Registros guardados
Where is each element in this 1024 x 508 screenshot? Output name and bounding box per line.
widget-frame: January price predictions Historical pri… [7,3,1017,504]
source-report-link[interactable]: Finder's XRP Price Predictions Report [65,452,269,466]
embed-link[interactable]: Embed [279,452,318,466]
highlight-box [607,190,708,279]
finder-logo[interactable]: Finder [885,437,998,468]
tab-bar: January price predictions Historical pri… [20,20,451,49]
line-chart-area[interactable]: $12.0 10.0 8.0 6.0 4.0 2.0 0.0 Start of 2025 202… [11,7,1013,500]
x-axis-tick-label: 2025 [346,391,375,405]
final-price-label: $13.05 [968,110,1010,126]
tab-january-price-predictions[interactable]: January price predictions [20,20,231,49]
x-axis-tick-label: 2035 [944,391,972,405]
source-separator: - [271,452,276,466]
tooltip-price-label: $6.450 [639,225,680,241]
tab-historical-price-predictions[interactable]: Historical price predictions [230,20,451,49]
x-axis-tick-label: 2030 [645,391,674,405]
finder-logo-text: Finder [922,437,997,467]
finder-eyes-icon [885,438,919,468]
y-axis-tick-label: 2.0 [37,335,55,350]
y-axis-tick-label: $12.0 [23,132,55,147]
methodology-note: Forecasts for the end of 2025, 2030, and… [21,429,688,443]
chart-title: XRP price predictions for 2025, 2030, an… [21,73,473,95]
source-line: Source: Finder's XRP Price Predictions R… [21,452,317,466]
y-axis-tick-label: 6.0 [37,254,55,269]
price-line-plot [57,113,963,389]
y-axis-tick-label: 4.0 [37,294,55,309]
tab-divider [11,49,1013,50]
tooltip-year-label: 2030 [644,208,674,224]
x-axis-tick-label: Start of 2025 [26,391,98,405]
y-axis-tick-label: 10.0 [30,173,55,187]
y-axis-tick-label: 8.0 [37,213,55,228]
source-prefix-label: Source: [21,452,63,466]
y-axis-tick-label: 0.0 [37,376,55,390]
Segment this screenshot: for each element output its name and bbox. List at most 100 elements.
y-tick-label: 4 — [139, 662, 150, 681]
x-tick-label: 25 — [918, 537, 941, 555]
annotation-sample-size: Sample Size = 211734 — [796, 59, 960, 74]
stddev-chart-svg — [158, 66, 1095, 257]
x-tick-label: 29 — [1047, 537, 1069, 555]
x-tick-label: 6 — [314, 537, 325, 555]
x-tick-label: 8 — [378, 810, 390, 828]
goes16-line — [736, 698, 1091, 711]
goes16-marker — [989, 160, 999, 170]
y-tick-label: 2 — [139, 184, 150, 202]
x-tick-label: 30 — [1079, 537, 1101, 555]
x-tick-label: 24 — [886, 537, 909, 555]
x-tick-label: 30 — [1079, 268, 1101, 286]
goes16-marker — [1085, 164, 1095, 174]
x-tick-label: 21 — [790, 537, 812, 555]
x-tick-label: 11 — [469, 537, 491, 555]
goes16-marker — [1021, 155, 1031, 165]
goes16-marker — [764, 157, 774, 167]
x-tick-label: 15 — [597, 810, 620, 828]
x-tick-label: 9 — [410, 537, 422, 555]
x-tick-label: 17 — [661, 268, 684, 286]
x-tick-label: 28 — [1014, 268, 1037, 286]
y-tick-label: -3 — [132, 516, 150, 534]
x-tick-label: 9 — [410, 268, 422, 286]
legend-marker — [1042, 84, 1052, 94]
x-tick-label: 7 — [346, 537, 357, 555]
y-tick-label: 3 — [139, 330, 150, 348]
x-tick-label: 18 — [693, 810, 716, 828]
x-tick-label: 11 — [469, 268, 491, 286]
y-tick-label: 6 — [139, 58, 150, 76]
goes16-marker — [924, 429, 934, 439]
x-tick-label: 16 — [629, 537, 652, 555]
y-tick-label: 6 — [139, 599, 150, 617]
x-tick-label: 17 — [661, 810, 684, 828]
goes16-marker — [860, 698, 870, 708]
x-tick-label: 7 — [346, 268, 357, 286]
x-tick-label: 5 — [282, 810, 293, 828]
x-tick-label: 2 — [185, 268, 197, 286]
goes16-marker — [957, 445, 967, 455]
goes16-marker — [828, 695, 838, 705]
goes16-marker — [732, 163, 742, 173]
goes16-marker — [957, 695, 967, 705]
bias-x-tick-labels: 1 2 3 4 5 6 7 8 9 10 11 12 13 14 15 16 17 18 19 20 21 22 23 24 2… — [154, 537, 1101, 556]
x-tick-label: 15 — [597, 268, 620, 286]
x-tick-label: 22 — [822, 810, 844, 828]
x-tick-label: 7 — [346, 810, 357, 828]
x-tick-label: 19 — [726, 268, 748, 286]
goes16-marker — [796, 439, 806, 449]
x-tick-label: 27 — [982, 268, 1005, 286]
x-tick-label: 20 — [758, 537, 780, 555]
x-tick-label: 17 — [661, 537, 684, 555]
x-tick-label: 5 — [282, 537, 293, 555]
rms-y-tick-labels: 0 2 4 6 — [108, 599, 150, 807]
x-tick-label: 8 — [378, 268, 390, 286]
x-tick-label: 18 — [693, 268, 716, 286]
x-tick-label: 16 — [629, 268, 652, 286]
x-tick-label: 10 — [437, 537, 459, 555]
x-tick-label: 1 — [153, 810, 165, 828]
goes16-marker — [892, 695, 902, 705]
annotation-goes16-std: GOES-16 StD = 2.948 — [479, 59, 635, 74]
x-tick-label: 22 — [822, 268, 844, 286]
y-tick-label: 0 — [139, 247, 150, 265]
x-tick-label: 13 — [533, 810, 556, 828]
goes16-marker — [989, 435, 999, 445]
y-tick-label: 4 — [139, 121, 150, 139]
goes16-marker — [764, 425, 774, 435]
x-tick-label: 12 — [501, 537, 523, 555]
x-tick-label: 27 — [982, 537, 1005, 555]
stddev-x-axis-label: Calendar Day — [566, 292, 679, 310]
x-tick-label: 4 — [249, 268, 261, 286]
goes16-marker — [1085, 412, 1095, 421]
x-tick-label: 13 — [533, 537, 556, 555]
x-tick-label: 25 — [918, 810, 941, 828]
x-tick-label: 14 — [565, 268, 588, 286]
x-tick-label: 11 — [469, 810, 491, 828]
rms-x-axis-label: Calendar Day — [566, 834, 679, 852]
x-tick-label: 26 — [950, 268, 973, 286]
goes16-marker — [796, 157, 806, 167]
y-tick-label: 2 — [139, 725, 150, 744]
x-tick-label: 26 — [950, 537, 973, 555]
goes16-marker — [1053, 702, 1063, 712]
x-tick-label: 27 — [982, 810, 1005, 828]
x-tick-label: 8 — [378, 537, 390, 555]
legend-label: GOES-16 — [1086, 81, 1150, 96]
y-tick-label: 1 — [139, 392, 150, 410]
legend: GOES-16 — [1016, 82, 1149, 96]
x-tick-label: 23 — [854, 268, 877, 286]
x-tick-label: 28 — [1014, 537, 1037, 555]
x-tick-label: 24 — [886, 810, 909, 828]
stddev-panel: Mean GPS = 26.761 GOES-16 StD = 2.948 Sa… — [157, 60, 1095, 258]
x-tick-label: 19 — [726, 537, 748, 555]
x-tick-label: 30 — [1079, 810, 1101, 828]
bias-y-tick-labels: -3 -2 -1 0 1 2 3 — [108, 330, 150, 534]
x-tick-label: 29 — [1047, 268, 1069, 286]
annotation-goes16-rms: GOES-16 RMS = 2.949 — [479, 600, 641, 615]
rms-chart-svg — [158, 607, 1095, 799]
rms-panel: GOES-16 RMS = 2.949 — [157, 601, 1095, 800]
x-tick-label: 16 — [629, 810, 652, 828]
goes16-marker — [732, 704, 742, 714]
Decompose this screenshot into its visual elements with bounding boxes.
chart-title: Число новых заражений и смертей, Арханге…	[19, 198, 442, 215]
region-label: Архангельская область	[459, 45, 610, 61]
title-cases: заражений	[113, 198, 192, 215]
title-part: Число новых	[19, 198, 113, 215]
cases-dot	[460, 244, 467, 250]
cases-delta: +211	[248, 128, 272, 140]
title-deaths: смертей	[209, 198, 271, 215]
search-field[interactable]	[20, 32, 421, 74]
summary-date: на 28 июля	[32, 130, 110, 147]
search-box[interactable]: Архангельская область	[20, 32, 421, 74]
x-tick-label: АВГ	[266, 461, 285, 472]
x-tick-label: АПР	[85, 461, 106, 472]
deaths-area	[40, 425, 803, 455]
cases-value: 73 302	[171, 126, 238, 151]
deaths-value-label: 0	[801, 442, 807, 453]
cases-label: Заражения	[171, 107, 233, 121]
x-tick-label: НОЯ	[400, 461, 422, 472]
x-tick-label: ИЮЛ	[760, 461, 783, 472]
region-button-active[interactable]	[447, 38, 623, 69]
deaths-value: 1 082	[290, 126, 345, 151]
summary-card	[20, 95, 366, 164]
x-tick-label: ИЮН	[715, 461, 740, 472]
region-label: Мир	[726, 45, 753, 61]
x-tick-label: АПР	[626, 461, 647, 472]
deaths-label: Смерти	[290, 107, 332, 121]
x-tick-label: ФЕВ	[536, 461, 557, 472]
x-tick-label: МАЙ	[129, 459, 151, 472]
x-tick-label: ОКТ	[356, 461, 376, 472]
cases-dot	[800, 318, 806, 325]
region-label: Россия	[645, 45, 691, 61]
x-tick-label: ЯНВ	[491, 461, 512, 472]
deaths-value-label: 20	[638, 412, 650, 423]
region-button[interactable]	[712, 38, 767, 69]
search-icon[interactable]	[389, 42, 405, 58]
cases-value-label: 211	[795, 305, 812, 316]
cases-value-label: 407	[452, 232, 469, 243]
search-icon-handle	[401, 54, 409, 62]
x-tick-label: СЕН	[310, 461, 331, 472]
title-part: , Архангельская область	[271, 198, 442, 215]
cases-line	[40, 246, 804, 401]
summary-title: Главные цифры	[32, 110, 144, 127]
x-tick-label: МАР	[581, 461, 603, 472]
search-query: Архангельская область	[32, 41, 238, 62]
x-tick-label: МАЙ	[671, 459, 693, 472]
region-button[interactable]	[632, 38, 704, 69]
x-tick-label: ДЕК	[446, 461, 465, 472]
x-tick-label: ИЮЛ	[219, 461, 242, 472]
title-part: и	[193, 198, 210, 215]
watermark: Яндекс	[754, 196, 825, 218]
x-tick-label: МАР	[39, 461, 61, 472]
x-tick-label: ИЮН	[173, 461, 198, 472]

*Enunciado*:
Copie sem nenhuma alteração as linhas que vão do começo dos registros até a linha com "x-axis-tick-label: 2025 [346,391,375,405]", incluindo essa linha.

*Resposta final*:
Where is each element in this 1024 x 508 screenshot? Output name and bounding box per line.
widget-frame: January price predictions Historical pri… [7,3,1017,504]
source-report-link[interactable]: Finder's XRP Price Predictions Report [65,452,269,466]
embed-link[interactable]: Embed [279,452,318,466]
highlight-box [607,190,708,279]
finder-logo[interactable]: Finder [885,437,998,468]
tab-bar: January price predictions Historical pri… [20,20,451,49]
line-chart-area[interactable]: $12.0 10.0 8.0 6.0 4.0 2.0 0.0 Start of 2025 202… [11,7,1013,500]
x-axis-tick-label: 2025 [346,391,375,405]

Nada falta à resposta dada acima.